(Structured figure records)
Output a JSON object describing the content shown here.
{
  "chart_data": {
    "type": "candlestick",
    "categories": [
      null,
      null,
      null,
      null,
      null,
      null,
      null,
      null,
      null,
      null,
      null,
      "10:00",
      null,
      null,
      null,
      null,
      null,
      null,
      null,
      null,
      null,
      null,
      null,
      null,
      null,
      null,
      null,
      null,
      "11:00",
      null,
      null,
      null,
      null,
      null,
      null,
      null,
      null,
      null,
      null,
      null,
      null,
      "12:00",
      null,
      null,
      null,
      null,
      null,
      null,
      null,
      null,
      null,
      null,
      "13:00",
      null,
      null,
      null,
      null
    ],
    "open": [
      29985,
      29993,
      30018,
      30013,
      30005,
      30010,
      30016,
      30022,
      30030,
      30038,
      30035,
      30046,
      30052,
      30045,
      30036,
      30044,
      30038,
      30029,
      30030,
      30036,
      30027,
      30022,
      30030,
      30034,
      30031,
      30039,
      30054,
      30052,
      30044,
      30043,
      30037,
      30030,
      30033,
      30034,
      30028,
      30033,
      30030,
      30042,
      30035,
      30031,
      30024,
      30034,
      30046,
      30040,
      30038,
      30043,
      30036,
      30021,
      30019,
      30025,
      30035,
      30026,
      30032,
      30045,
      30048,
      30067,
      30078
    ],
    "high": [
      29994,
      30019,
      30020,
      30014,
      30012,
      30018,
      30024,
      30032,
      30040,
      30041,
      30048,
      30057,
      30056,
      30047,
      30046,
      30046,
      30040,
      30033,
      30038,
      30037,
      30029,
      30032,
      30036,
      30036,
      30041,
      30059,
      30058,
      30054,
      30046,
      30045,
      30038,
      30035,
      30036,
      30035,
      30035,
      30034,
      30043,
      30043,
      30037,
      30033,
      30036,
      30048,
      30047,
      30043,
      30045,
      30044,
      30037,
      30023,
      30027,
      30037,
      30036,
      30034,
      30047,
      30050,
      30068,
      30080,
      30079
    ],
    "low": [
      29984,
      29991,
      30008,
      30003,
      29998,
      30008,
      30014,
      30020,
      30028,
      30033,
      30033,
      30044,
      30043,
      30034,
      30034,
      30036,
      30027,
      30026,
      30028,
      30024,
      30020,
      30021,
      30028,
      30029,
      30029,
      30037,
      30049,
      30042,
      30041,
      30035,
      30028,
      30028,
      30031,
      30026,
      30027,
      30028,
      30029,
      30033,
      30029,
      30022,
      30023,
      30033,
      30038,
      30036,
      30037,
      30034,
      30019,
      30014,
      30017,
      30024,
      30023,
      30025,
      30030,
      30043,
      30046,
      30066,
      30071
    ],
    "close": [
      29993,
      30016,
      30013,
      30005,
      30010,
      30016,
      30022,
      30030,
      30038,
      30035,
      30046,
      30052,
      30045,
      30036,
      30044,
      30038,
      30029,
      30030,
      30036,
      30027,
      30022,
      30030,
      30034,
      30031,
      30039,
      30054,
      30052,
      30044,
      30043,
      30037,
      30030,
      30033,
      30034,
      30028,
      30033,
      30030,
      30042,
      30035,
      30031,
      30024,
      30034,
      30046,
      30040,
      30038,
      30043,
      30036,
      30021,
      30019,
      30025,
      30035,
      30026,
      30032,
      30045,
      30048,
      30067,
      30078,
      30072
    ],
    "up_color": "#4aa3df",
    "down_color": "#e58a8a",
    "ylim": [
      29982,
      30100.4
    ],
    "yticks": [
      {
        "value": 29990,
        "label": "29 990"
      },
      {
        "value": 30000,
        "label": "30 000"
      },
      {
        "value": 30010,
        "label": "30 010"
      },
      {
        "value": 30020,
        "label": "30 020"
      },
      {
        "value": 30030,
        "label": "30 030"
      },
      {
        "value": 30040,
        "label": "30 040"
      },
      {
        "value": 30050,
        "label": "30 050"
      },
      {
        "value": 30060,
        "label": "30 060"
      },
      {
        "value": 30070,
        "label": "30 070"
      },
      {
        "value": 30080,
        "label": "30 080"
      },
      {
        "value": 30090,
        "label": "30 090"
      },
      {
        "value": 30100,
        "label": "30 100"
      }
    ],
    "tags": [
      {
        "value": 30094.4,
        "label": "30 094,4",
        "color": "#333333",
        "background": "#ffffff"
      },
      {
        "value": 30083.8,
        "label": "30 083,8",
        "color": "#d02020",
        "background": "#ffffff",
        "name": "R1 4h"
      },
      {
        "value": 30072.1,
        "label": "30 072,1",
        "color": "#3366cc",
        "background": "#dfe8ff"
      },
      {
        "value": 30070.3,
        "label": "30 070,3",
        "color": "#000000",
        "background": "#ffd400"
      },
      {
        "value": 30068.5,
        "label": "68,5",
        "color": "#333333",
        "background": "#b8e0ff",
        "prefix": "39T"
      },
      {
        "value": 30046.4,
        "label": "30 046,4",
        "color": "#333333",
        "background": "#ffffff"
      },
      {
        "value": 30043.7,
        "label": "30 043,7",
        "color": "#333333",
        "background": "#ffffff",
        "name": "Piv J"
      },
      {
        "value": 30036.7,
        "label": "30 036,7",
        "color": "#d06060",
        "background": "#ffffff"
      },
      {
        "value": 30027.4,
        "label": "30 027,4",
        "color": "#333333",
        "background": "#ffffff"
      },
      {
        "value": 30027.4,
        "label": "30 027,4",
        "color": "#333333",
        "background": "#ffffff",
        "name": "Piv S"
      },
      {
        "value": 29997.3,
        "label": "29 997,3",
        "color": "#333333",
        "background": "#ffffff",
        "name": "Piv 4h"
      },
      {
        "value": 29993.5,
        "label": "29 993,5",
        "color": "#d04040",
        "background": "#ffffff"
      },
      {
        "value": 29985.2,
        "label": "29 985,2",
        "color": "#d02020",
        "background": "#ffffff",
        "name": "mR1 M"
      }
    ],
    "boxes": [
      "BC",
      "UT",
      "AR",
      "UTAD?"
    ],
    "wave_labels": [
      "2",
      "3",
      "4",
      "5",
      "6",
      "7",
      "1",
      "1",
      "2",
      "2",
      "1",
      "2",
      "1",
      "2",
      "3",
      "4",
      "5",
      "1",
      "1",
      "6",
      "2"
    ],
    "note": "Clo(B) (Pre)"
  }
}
...
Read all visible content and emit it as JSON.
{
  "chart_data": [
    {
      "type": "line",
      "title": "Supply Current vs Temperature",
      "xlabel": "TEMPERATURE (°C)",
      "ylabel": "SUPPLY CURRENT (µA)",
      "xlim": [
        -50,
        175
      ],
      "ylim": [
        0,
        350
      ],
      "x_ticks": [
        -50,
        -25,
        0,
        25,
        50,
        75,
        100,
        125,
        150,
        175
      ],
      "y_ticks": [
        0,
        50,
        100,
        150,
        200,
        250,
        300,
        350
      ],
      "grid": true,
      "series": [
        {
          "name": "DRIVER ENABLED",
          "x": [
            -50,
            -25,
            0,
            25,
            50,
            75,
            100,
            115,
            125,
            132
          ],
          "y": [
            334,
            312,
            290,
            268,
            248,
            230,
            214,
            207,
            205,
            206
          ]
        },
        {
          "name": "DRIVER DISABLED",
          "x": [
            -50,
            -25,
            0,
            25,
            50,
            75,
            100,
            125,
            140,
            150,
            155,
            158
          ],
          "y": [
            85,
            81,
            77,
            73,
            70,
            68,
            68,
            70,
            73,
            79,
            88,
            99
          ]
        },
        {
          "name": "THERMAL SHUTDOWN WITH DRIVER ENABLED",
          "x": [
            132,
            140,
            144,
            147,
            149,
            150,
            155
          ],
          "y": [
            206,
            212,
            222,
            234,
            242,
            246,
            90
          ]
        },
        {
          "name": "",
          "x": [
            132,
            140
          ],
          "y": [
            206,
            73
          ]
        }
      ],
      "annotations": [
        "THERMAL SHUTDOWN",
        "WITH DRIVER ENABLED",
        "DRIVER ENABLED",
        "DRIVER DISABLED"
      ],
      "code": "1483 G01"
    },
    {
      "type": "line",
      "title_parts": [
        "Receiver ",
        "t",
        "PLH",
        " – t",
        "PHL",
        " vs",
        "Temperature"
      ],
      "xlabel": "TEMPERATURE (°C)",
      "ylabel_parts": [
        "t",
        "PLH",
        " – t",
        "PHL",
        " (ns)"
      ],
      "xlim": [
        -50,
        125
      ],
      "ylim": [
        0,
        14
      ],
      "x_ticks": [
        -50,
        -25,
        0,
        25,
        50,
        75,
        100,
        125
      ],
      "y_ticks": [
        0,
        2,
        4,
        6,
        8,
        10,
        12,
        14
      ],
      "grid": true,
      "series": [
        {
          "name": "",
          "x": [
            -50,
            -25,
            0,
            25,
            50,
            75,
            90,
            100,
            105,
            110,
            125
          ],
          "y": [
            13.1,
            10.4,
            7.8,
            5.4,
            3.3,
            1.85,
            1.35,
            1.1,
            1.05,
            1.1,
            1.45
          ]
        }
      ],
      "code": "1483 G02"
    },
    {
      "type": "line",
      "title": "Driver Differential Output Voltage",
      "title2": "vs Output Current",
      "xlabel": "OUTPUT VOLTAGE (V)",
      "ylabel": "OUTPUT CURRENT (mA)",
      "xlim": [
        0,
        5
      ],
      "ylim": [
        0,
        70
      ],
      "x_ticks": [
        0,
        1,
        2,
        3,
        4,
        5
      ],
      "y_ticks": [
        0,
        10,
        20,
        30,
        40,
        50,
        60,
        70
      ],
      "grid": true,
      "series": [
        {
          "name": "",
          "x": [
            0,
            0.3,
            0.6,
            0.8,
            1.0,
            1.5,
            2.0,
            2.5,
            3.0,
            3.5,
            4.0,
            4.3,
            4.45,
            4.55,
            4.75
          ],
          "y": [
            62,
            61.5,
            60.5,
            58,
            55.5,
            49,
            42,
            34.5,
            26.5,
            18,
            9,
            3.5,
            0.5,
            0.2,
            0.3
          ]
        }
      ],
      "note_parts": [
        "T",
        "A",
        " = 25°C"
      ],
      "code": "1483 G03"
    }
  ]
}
---
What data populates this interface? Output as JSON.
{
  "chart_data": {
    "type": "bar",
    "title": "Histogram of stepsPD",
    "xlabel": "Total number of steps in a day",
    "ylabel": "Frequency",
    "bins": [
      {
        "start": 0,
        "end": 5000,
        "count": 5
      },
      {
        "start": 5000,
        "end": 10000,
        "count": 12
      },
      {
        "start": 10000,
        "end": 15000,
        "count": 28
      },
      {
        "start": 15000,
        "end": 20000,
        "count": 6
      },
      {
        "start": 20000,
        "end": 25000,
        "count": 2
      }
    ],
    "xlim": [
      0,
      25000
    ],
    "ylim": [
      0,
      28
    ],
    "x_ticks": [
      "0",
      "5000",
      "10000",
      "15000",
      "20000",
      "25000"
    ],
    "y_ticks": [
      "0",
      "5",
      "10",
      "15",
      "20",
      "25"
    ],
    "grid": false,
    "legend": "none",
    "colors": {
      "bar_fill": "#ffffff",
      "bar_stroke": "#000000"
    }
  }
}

OBJECTIVE:
Within the listing above, work out how many lines contain the string "JSON", and reply with that number only.

WRITTEN REPLY:
3